● **Provided information**:
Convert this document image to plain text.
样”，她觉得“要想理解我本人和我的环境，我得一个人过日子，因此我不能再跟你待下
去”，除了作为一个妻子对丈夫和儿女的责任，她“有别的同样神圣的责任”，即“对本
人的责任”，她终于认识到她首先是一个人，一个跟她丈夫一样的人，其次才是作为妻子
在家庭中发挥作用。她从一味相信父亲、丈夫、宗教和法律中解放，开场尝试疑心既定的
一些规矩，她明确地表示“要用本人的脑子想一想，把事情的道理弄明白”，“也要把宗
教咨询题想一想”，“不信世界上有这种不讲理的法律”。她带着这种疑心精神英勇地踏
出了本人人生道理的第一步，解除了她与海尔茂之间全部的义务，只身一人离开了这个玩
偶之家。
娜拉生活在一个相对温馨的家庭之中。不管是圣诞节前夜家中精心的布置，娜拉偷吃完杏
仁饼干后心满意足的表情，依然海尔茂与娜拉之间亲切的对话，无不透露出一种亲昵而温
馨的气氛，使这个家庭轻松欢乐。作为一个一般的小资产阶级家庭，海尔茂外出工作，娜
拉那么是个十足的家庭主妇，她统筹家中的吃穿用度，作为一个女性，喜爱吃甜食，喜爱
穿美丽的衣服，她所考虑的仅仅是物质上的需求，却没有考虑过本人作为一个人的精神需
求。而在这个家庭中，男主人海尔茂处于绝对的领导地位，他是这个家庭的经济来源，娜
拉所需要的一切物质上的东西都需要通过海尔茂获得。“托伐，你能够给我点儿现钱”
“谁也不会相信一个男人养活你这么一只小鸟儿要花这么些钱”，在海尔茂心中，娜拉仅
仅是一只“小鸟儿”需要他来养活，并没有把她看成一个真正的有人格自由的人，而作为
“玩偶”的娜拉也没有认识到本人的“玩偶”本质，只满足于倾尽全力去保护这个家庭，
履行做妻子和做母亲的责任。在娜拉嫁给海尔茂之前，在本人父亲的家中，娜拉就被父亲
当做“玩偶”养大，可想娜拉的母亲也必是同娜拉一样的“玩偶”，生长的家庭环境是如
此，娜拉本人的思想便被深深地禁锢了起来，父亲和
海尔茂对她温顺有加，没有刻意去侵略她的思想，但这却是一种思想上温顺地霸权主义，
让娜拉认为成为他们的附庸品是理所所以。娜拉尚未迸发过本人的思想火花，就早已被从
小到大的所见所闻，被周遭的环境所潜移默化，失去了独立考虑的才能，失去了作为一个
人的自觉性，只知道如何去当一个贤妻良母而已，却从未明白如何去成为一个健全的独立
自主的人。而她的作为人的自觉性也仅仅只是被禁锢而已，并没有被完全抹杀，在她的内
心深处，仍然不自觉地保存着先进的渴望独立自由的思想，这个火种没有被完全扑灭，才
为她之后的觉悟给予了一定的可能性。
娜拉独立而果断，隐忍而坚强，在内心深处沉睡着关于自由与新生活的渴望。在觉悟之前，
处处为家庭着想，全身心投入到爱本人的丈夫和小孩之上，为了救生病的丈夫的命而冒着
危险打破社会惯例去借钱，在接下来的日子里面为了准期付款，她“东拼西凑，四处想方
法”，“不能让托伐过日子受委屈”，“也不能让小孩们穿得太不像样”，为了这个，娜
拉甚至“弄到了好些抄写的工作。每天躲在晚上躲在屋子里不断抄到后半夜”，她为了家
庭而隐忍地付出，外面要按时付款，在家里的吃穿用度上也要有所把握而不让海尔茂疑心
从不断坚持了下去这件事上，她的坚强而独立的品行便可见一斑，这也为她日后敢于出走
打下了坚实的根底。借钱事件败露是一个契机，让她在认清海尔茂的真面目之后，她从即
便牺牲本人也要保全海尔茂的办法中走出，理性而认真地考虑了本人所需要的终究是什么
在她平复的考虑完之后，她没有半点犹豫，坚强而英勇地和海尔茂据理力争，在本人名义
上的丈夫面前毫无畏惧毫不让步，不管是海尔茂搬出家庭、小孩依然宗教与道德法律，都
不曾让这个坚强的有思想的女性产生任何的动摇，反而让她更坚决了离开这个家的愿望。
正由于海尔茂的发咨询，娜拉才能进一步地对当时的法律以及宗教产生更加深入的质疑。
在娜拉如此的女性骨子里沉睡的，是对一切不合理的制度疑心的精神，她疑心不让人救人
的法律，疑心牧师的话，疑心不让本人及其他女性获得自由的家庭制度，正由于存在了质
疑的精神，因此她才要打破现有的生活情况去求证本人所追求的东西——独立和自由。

● **Requirement**:
Restate the records, all of them, precisely as written.

● **Exercise response**:
Convert this document image to plain text.
样”，她觉得“要想理解我本人和我的环境，我得一个人过日子，因此我不能再跟你待下
去”，除了作为一个妻子对丈夫和儿女的责任，她“有别的同样神圣的责任”，即“对本
人的责任”，她终于认识到她首先是一个人，一个跟她丈夫一样的人，其次才是作为妻子
在家庭中发挥作用。她从一味相信父亲、丈夫、宗教和法律中解放，开场尝试疑心既定的
一些规矩，她明确地表示“要用本人的脑子想一想，把事情的道理弄明白”，“也要把宗
教咨询题想一想”，“不信世界上有这种不讲理的法律”。她带着这种疑心精神英勇地踏
出了本人人生道理的第一步，解除了她与海尔茂之间全部的义务，只身一人离开了这个玩
偶之家。
娜拉生活在一个相对温馨的家庭之中。不管是圣诞节前夜家中精心的布置，娜拉偷吃完杏
仁饼干后心满意足的表情，依然海尔茂与娜拉之间亲切的对话，无不透露出一种亲昵而温
馨的气氛，使这个家庭轻松欢乐。作为一个一般的小资产阶级家庭，海尔茂外出工作，娜
拉那么是个十足的家庭主妇，她统筹家中的吃穿用度，作为一个女性，喜爱吃甜食，喜爱
穿美丽的衣服，她所考虑的仅仅是物质上的需求，却没有考虑过本人作为一个人的精神需
求。而在这个家庭中，男主人海尔茂处于绝对的领导地位，他是这个家庭的经济来源，娜
拉所需要的一切物质上的东西都需要通过海尔茂获得。“托伐，你能够给我点儿现钱”
“谁也不会相信一个男人养活你这么一只小鸟儿要花这么些钱”，在海尔茂心中，娜拉仅
仅是一只“小鸟儿”需要他来养活，并没有把她看成一个真正的有人格自由的人，而作为
“玩偶”的娜拉也没有认识到本人的“玩偶”本质，只满足于倾尽全力去保护这个家庭，
履行做妻子和做母亲的责任。在娜拉嫁给海尔茂之前，在本人父亲的家中，娜拉就被父亲
当做“玩偶”养大，可想娜拉的母亲也必是同娜拉一样的“玩偶”，生长的家庭环境是如
此，娜拉本人的思想便被深深地禁锢了起来，父亲和
海尔茂对她温顺有加，没有刻意去侵略她的思想，但这却是一种思想上温顺地霸权主义，
让娜拉认为成为他们的附庸品是理所所以。娜拉尚未迸发过本人的思想火花，就早已被从
小到大的所见所闻，被周遭的环境所潜移默化，失去了独立考虑的才能，失去了作为一个
人的自觉性，只知道如何去当一个贤妻良母而已，却从未明白如何去成为一个健全的独立
自主的人。而她的作为人的自觉性也仅仅只是被禁锢而已，并没有被完全抹杀，在她的内
心深处，仍然不自觉地保存着先进的渴望独立自由的思想，这个火种没有被完全扑灭，才
为她之后的觉悟给予了一定的可能性。
娜拉独立而果断，隐忍而坚强，在内心深处沉睡着关于自由与新生活的渴望。在觉悟之前，
处处为家庭着想，全身心投入到爱本人的丈夫和小孩之上，为了救生病的丈夫的命而冒着
危险打破社会惯例去借钱，在接下来的日子里面为了准期付款，她“东拼西凑，四处想方
法”，“不能让托伐过日子受委屈”，“也不能让小孩们穿得太不像样”，为了这个，娜
拉甚至“弄到了好些抄写的工作。每天躲在晚上躲在屋子里不断抄到后半夜”，她为了家
庭而隐忍地付出，外面要按时付款，在家里的吃穿用度上也要有所把握而不让海尔茂疑心
从不断坚持了下去这件事上，她的坚强而独立的品行便可见一斑，这也为她日后敢于出走
打下了坚实的根底。借钱事件败露是一个契机，让她在认清海尔茂的真面目之后，她从即
便牺牲本人也要保全海尔茂的办法中走出，理性而认真地考虑了本人所需要的终究是什么
在她平复的考虑完之后，她没有半点犹豫，坚强而英勇地和海尔茂据理力争，在本人名义
上的丈夫面前毫无畏惧毫不让步，不管是海尔茂搬出家庭、小孩依然宗教与道德法律，都
不曾让这个坚强的有思想的女性产生任何的动摇，反而让她更坚决了离开这个家的愿望。
正由于海尔茂的发咨询，娜拉才能进一步地对当时的法律以及宗教产生更加深入的质疑。
在娜拉如此的女性骨子里沉睡的，是对一切不合理的制度疑心的精神，她疑心不让人救人
的法律，疑心牧师的话，疑心不让本人及其他女性获得自由的家庭制度，正由于存在了质
疑的精神，因此她才要打破现有的生活情况去求证本人所追求的东西——独立和自由。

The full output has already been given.